[Dataset excerpt]
start

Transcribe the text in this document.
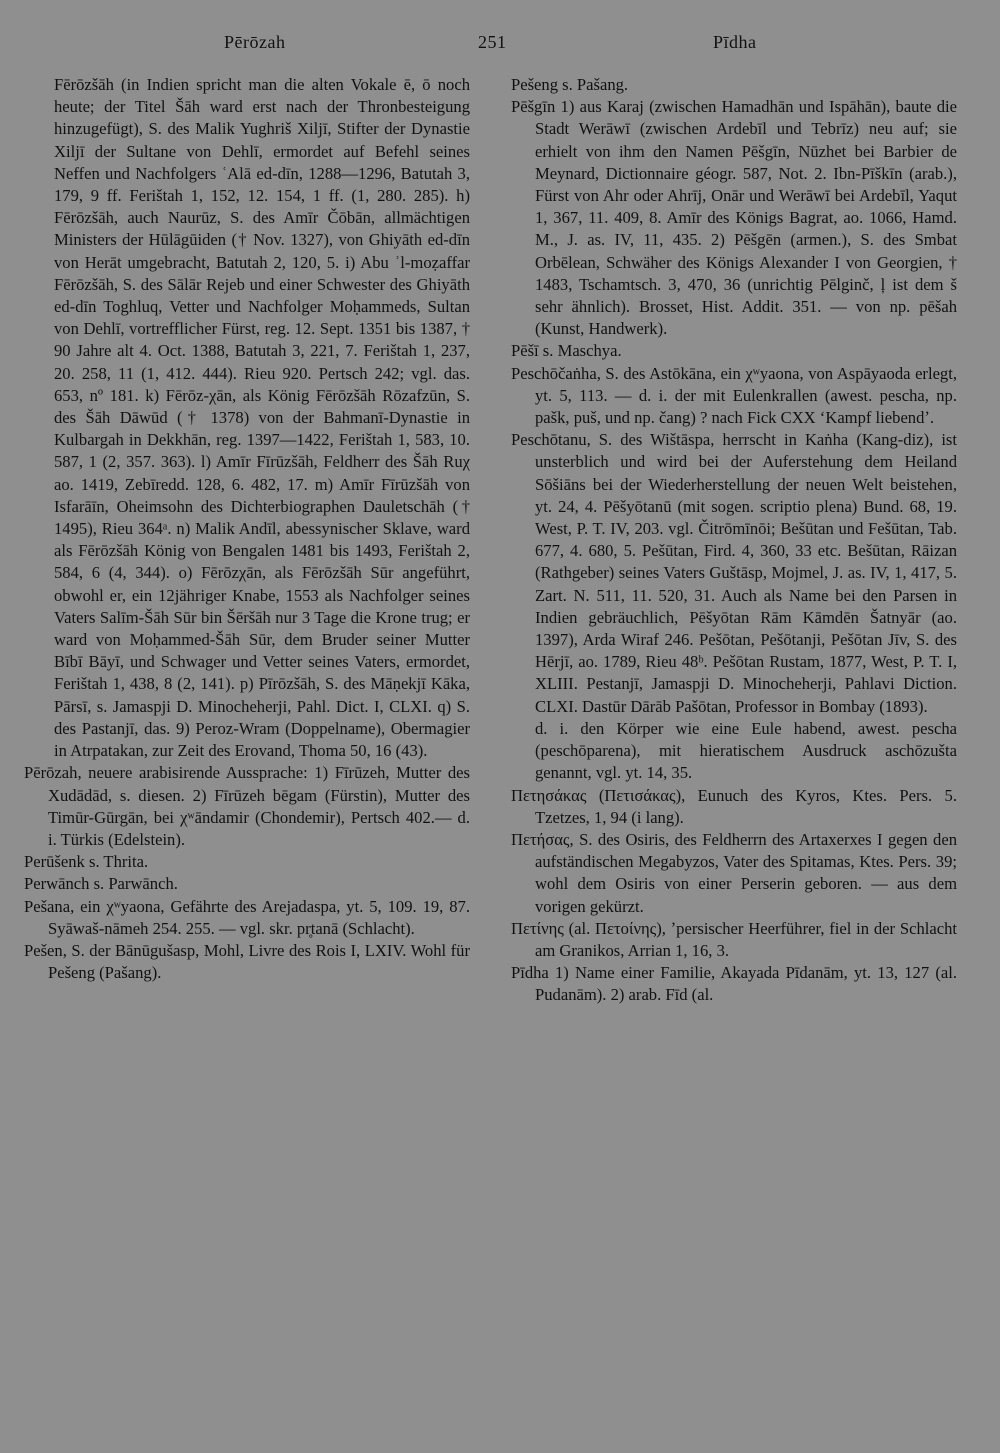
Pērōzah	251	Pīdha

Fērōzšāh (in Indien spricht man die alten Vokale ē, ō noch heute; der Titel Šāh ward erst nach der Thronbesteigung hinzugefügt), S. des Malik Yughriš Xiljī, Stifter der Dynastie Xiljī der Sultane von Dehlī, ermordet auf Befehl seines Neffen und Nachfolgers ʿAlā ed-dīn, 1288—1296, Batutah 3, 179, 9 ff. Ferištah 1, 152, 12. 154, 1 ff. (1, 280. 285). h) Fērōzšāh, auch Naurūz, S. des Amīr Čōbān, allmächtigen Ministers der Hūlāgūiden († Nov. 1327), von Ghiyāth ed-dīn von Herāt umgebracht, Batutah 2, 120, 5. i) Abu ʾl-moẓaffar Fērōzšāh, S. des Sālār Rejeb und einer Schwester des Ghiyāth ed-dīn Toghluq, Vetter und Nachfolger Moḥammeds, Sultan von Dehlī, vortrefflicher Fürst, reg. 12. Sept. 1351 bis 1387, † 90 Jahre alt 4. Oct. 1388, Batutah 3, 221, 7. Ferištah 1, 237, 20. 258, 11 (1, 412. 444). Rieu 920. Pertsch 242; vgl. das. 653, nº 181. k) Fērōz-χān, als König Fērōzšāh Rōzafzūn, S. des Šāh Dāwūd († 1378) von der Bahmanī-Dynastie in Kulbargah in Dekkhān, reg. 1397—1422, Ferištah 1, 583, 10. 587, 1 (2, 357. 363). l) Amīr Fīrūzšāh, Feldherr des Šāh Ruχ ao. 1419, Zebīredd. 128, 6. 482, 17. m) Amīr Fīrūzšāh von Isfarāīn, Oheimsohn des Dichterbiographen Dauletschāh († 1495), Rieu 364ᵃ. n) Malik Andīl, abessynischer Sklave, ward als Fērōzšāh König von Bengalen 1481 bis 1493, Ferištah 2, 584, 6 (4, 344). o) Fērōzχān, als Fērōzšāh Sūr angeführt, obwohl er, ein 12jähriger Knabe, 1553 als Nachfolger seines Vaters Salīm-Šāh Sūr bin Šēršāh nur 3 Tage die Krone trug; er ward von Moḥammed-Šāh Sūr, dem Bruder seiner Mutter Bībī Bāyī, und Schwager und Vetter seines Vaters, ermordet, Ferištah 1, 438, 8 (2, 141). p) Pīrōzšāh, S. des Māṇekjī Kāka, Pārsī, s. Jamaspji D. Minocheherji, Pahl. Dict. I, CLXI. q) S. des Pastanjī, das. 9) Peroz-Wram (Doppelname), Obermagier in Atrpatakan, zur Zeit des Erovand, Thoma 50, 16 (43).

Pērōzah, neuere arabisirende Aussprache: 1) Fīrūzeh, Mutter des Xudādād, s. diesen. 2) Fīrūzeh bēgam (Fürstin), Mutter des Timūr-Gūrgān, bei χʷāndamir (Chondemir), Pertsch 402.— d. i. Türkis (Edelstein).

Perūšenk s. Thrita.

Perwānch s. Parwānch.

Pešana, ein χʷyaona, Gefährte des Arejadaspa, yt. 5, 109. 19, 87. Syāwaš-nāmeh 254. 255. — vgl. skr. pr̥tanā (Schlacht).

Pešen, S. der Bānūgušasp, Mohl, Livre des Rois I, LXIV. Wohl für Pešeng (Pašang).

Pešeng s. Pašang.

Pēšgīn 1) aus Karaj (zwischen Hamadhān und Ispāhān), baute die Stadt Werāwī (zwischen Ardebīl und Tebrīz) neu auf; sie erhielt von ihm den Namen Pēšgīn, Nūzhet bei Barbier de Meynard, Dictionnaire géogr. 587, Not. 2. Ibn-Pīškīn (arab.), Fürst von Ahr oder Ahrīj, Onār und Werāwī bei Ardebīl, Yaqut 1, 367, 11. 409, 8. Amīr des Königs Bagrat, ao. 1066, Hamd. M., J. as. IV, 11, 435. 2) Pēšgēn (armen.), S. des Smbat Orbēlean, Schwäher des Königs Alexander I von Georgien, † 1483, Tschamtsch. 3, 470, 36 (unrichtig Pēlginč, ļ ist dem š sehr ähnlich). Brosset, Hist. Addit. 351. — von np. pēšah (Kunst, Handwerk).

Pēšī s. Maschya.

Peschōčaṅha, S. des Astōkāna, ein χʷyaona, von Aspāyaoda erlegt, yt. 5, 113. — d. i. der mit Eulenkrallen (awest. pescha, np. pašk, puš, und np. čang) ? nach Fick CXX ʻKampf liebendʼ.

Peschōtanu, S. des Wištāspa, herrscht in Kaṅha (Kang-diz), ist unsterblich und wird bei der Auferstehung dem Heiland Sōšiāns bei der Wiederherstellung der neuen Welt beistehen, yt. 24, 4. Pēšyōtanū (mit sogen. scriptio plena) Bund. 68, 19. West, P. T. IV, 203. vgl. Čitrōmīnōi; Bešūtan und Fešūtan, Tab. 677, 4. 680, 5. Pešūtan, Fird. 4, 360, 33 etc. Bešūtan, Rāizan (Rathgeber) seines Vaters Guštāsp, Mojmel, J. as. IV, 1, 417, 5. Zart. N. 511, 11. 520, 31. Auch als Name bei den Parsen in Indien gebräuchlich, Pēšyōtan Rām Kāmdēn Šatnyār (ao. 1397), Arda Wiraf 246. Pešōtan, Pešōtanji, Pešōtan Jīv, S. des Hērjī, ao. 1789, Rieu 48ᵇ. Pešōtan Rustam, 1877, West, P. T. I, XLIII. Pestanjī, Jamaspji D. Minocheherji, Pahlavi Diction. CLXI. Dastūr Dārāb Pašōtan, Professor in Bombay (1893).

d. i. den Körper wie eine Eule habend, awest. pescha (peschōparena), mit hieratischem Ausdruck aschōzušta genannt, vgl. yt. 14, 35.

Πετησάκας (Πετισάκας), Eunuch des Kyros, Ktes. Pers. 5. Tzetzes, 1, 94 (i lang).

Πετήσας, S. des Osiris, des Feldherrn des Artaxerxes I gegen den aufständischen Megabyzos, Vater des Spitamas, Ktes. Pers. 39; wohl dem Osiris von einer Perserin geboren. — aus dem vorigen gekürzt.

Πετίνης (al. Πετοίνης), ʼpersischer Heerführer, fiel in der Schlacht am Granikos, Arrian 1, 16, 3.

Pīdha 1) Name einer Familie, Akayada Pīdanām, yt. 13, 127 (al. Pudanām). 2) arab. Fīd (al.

end

Check the data for the word "Pašang" and pull out the lines that have it.

WRITTEN RESPONSE:
Pešen, S. der Bānūgušasp, Mohl, Livre des Rois I, LXIV. Wohl für Pešeng (Pašang).
Pešeng s. Pašang.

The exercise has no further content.